Task details:
Find the word "radius" in the data. Return every line where it appears.
------ Data lines ------
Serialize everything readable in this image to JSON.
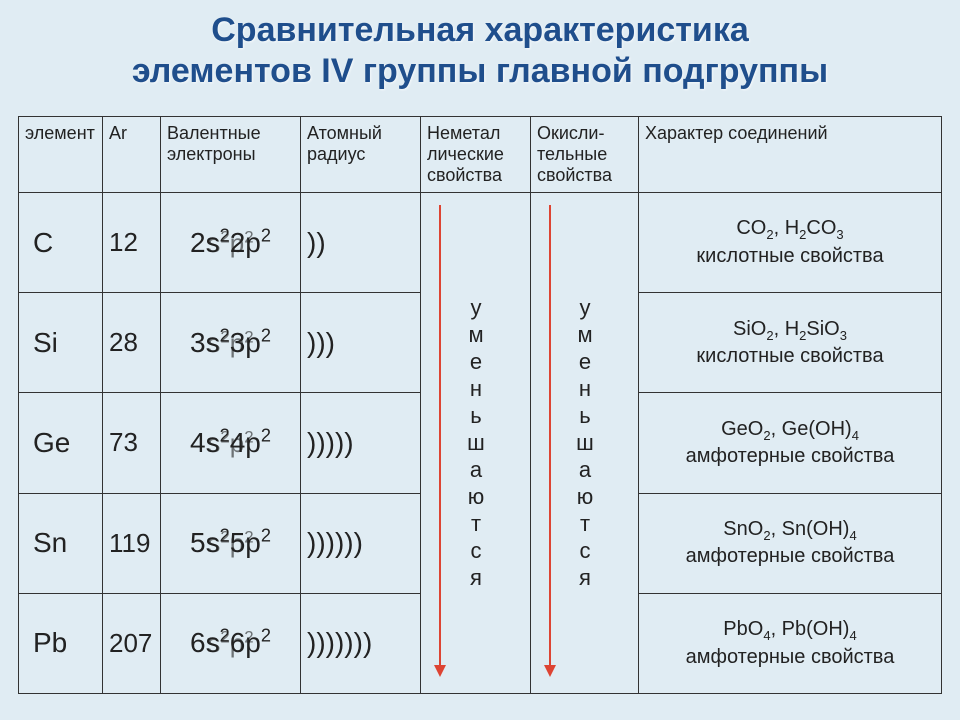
{
  "title_line1": "Сравнительная характеристика",
  "title_line2": "элементов IV группы главной подгруппы",
  "headers": {
    "element": "элемент",
    "ar": "Ar",
    "valence": "Валентные электроны",
    "radius": "Атомный радиус",
    "nonmetal": "Неметал лические свойства",
    "oxidative": "Окисли- тельные свойства",
    "compounds": "Характер соединений"
  },
  "merged_text": "уменьшаются",
  "arrow_color": "#d43",
  "rows": [
    {
      "el": "C",
      "ar": "12",
      "val_bg_html": "s<sup>2</sup>p<sup>2</sup>",
      "val_fg_html": "2s<sup>2</sup>2p<sup>2</sup>",
      "radius": "))",
      "cmpd_html": "CO<sub>2</sub>, H<sub>2</sub>CO<sub>3</sub><br>кислотные свойства"
    },
    {
      "el": "Si",
      "ar": "28",
      "val_bg_html": "s<sup>2</sup>p<sup>2</sup>",
      "val_fg_html": "3s<sup>2</sup>3p<sup>2</sup>",
      "radius": ")))",
      "cmpd_html": "SiO<sub>2</sub>, H<sub>2</sub>SiO<sub>3</sub><br>кислотные свойства"
    },
    {
      "el": "Ge",
      "ar": "73",
      "val_bg_html": "s<sup>2</sup>p<sup>2</sup>",
      "val_fg_html": "4s<sup>2</sup>4p<sup>2</sup>",
      "radius": ")))))",
      "cmpd_html": "GeO<sub>2</sub>, Ge(OH)<sub>4</sub><br>амфотерные свойства"
    },
    {
      "el": "Sn",
      "ar": "119",
      "val_bg_html": "s<sup>2</sup>p<sup>2</sup>",
      "val_fg_html": "5s<sup>2</sup>5p<sup>2</sup>",
      "radius": "))))))",
      "cmpd_html": "SnO<sub>2</sub>, Sn(OH)<sub>4</sub><br>амфотерные свойства"
    },
    {
      "el": "Pb",
      "ar": "207",
      "val_bg_html": "s<sup>2</sup>p<sup>2</sup>",
      "val_fg_html": "6s<sup>2</sup>6p<sup>2</sup>",
      "radius": ")))))))",
      "cmpd_html": "PbO<sub>4</sub>, Pb(OH)<sub>4</sub><br>амфотерные свойства"
    }
  ],
  "style": {
    "background": "#e0ecf3",
    "title_color": "#1f4e8c",
    "border_color": "#333333",
    "title_fontsize": 34,
    "body_fontsize": 21
  }
}
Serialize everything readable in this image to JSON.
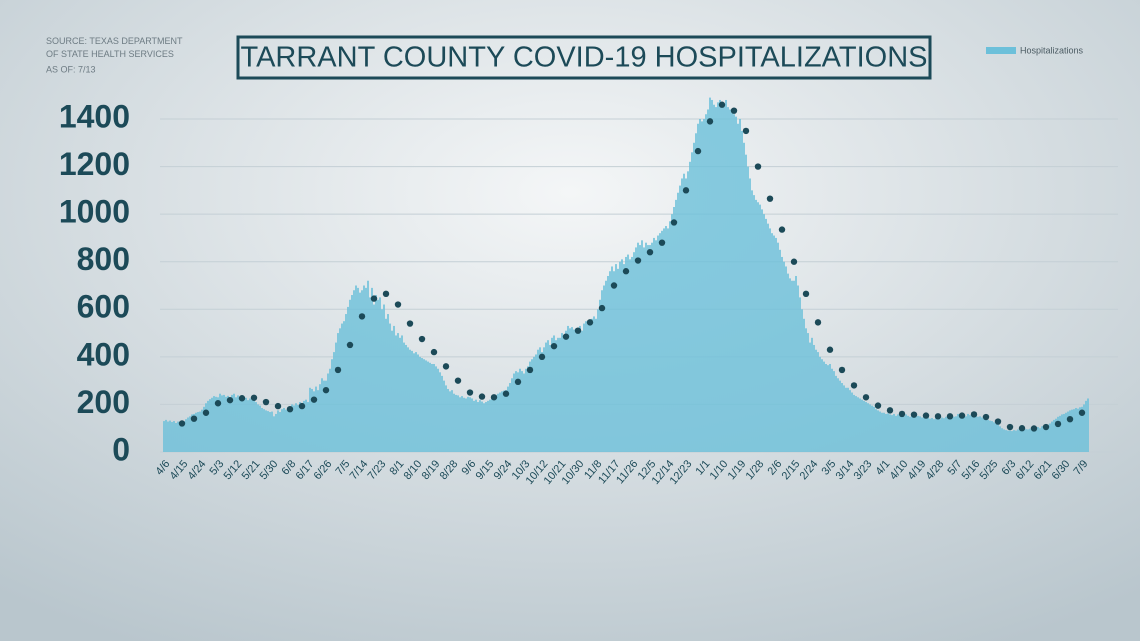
{
  "source": "SOURCE: TEXAS DEPARTMENT OF STATE HEALTH SERVICES",
  "as_of": "AS OF: 7/13",
  "chart_data": {
    "type": "bar",
    "title": "TARRANT COUNTY COVID-19 HOSPITALIZATIONS",
    "categories": [
      "4/6",
      null,
      null,
      null,
      null,
      null,
      null,
      null,
      null,
      "4/15",
      null,
      null,
      null,
      null,
      null,
      null,
      null,
      null,
      "4/24",
      null,
      null,
      null,
      null,
      null,
      null,
      null,
      null,
      "5/3",
      null,
      null,
      null,
      null,
      null,
      null,
      null,
      null,
      "5/12",
      null,
      null,
      null,
      null,
      null,
      null,
      null,
      null,
      "5/21",
      null,
      null,
      null,
      null,
      null,
      null,
      null,
      null,
      "5/30",
      null,
      null,
      null,
      null,
      null,
      null,
      null,
      null,
      "6/8",
      null,
      null,
      null,
      null,
      null,
      null,
      null,
      null,
      "6/17",
      null,
      null,
      null,
      null,
      null,
      null,
      null,
      null,
      "6/26",
      null,
      null,
      null,
      null,
      null,
      null,
      null,
      null,
      "7/5",
      null,
      null,
      null,
      null,
      null,
      null,
      null,
      null,
      "7/14",
      null,
      null,
      null,
      null,
      null,
      null,
      null,
      null,
      "7/23",
      null,
      null,
      null,
      null,
      null,
      null,
      null,
      null,
      "8/1",
      null,
      null,
      null,
      null,
      null,
      null,
      null,
      null,
      "8/10",
      null,
      null,
      null,
      null,
      null,
      null,
      null,
      null,
      "8/19",
      null,
      null,
      null,
      null,
      null,
      null,
      null,
      null,
      "8/28",
      null,
      null,
      null,
      null,
      null,
      null,
      null,
      null,
      "9/6",
      null,
      null,
      null,
      null,
      null,
      null,
      null,
      null,
      "9/15",
      null,
      null,
      null,
      null,
      null,
      null,
      null,
      null,
      "9/24",
      null,
      null,
      null,
      null,
      null,
      null,
      null,
      null,
      "10/3",
      null,
      null,
      null,
      null,
      null,
      null,
      null,
      null,
      "10/12",
      null,
      null,
      null,
      null,
      null,
      null,
      null,
      null,
      "10/21",
      null,
      null,
      null,
      null,
      null,
      null,
      null,
      null,
      "10/30",
      null,
      null,
      null,
      null,
      null,
      null,
      null,
      null,
      "11/8",
      null,
      null,
      null,
      null,
      null,
      null,
      null,
      null,
      "11/17",
      null,
      null,
      null,
      null,
      null,
      null,
      null,
      null,
      "11/26",
      null,
      null,
      null,
      null,
      null,
      null,
      null,
      null,
      "12/5",
      null,
      null,
      null,
      null,
      null,
      null,
      null,
      null,
      "12/14",
      null,
      null,
      null,
      null,
      null,
      null,
      null,
      null,
      "12/23",
      null,
      null,
      null,
      null,
      null,
      null,
      null,
      null,
      "1/1",
      null,
      null,
      null,
      null,
      null,
      null,
      null,
      null,
      "1/10",
      null,
      null,
      null,
      null,
      null,
      null,
      null,
      null,
      "1/19",
      null,
      null,
      null,
      null,
      null,
      null,
      null,
      null,
      "1/28",
      null,
      null,
      null,
      null,
      null,
      null,
      null,
      null,
      "2/6",
      null,
      null,
      null,
      null,
      null,
      null,
      null,
      null,
      "2/15",
      null,
      null,
      null,
      null,
      null,
      null,
      null,
      null,
      "2/24",
      null,
      null,
      null,
      null,
      null,
      null,
      null,
      null,
      "3/5",
      null,
      null,
      null,
      null,
      null,
      null,
      null,
      null,
      "3/14",
      null,
      null,
      null,
      null,
      null,
      null,
      null,
      null,
      "3/23",
      null,
      null,
      null,
      null,
      null,
      null,
      null,
      null,
      "4/1",
      null,
      null,
      null,
      null,
      null,
      null,
      null,
      null,
      "4/10",
      null,
      null,
      null,
      null,
      null,
      null,
      null,
      null,
      "4/19",
      null,
      null,
      null,
      null,
      null,
      null,
      null,
      null,
      "4/28",
      null,
      null,
      null,
      null,
      null,
      null,
      null,
      null,
      "5/7",
      null,
      null,
      null,
      null,
      null,
      null,
      null,
      null,
      "5/16",
      null,
      null,
      null,
      null,
      null,
      null,
      null,
      null,
      "5/25",
      null,
      null,
      null,
      null,
      null,
      null,
      null,
      null,
      "6/3",
      null,
      null,
      null,
      null,
      null,
      null,
      null,
      null,
      "6/12",
      null,
      null,
      null,
      null,
      null,
      null,
      null,
      null,
      "6/21",
      null,
      null,
      null,
      null,
      null,
      null,
      null,
      null,
      "6/30",
      null,
      null,
      null,
      null,
      null,
      null,
      null,
      null,
      "7/9",
      null,
      null,
      null
    ],
    "series": [
      {
        "name": "Hospitalizations",
        "color": "#6cc0da",
        "values": [
          130,
          135,
          128,
          132,
          126,
          130,
          122,
          128,
          124,
          125,
          130,
          138,
          145,
          150,
          158,
          160,
          165,
          168,
          170,
          178,
          190,
          205,
          215,
          222,
          228,
          235,
          232,
          230,
          245,
          238,
          240,
          232,
          236,
          228,
          240,
          245,
          230,
          238,
          226,
          232,
          222,
          228,
          218,
          225,
          220,
          220,
          210,
          200,
          195,
          185,
          180,
          175,
          172,
          168,
          170,
          150,
          160,
          175,
          168,
          180,
          185,
          178,
          188,
          190,
          200,
          196,
          205,
          198,
          210,
          205,
          215,
          220,
          210,
          270,
          265,
          255,
          275,
          260,
          285,
          310,
          300,
          300,
          330,
          350,
          390,
          420,
          460,
          500,
          520,
          540,
          550,
          580,
          610,
          640,
          660,
          680,
          700,
          690,
          670,
          680,
          700,
          690,
          720,
          650,
          690,
          620,
          660,
          640,
          650,
          600,
          620,
          560,
          580,
          540,
          510,
          530,
          490,
          500,
          480,
          490,
          460,
          450,
          440,
          430,
          425,
          415,
          420,
          410,
          400,
          395,
          390,
          385,
          380,
          375,
          370,
          370,
          360,
          350,
          335,
          320,
          300,
          280,
          265,
          255,
          260,
          245,
          240,
          238,
          230,
          235,
          228,
          225,
          232,
          230,
          225,
          215,
          220,
          210,
          218,
          212,
          205,
          210,
          215,
          220,
          228,
          235,
          240,
          245,
          250,
          255,
          258,
          260,
          275,
          290,
          310,
          330,
          340,
          335,
          350,
          340,
          330,
          350,
          360,
          380,
          390,
          400,
          410,
          430,
          440,
          420,
          440,
          460,
          470,
          450,
          480,
          490,
          470,
          480,
          480,
          500,
          490,
          510,
          530,
          520,
          525,
          515,
          520,
          520,
          530,
          510,
          540,
          550,
          545,
          555,
          560,
          570,
          560,
          600,
          640,
          680,
          700,
          720,
          740,
          760,
          780,
          760,
          790,
          770,
          800,
          810,
          790,
          820,
          830,
          810,
          820,
          840,
          860,
          880,
          870,
          890,
          860,
          880,
          870,
          870,
          880,
          900,
          890,
          910,
          920,
          930,
          940,
          950,
          940,
          970,
          1000,
          1030,
          1060,
          1090,
          1120,
          1150,
          1170,
          1150,
          1180,
          1220,
          1260,
          1300,
          1340,
          1380,
          1400,
          1390,
          1400,
          1420,
          1440,
          1490,
          1480,
          1460,
          1450,
          1470,
          1480,
          1470,
          1460,
          1480,
          1450,
          1440,
          1430,
          1420,
          1410,
          1380,
          1400,
          1350,
          1300,
          1250,
          1200,
          1150,
          1100,
          1080,
          1060,
          1050,
          1040,
          1020,
          1000,
          980,
          960,
          940,
          920,
          910,
          900,
          880,
          850,
          820,
          800,
          780,
          750,
          730,
          720,
          720,
          740,
          700,
          650,
          600,
          560,
          520,
          500,
          460,
          480,
          450,
          430,
          420,
          400,
          390,
          380,
          370,
          365,
          370,
          350,
          340,
          320,
          310,
          300,
          290,
          280,
          270,
          270,
          260,
          250,
          240,
          235,
          230,
          225,
          220,
          215,
          210,
          205,
          200,
          195,
          190,
          180,
          175,
          170,
          165,
          165,
          160,
          162,
          158,
          155,
          160,
          152,
          158,
          155,
          155,
          150,
          158,
          152,
          148,
          155,
          150,
          148,
          152,
          150,
          145,
          148,
          142,
          145,
          140,
          143,
          138,
          142,
          140,
          138,
          145,
          142,
          148,
          150,
          145,
          152,
          148,
          150,
          160,
          155,
          165,
          158,
          150,
          160,
          155,
          152,
          150,
          155,
          148,
          150,
          145,
          140,
          138,
          135,
          132,
          130,
          125,
          120,
          115,
          108,
          100,
          95,
          92,
          90,
          90,
          88,
          92,
          90,
          95,
          92,
          98,
          94,
          96,
          95,
          98,
          100,
          96,
          102,
          105,
          100,
          108,
          106,
          110,
          115,
          120,
          128,
          135,
          140,
          148,
          152,
          158,
          160,
          165,
          170,
          175,
          178,
          180,
          185,
          182,
          188,
          190,
          200,
          215,
          225
        ]
      }
    ],
    "trend": {
      "color": "#1c4a58",
      "x": [
        9,
        15,
        21,
        27,
        33,
        39,
        45,
        51,
        57,
        63,
        69,
        75,
        81,
        87,
        93,
        99,
        105,
        111,
        117,
        123,
        129,
        135,
        141,
        147,
        153,
        159,
        165,
        171,
        177,
        183,
        189,
        195,
        201,
        207,
        213,
        219,
        225,
        231,
        237,
        243,
        249,
        255,
        261,
        267,
        273,
        279,
        285,
        291,
        297,
        303,
        309,
        315,
        321,
        327,
        333,
        339,
        345,
        351,
        357,
        363,
        369,
        375,
        381,
        387,
        393,
        399,
        405,
        411,
        417,
        423,
        429,
        435,
        441,
        447,
        453,
        459
      ],
      "values": [
        120,
        140,
        165,
        205,
        218,
        226,
        228,
        210,
        193,
        180,
        193,
        220,
        260,
        345,
        450,
        570,
        645,
        665,
        620,
        540,
        475,
        420,
        360,
        300,
        250,
        233,
        230,
        245,
        295,
        345,
        400,
        445,
        485,
        510,
        545,
        605,
        700,
        760,
        805,
        840,
        880,
        965,
        1100,
        1265,
        1390,
        1460,
        1435,
        1350,
        1200,
        1065,
        935,
        800,
        665,
        545,
        430,
        345,
        280,
        230,
        195,
        175,
        160,
        157,
        153,
        150,
        150,
        153,
        158,
        147,
        128,
        105,
        100,
        99,
        105,
        118,
        138,
        165
      ]
    },
    "ylim": [
      0,
      1400
    ],
    "yticks": [
      0,
      200,
      400,
      600,
      800,
      1000,
      1200,
      1400
    ],
    "grid": true,
    "legend": "top-right"
  }
}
------
Response:
    "radius": "Атомный радиус",
      "radius": "))",
      "radius": ")))",
      "radius": ")))))",
      "radius": "))))))",
      "radius": ")))))))",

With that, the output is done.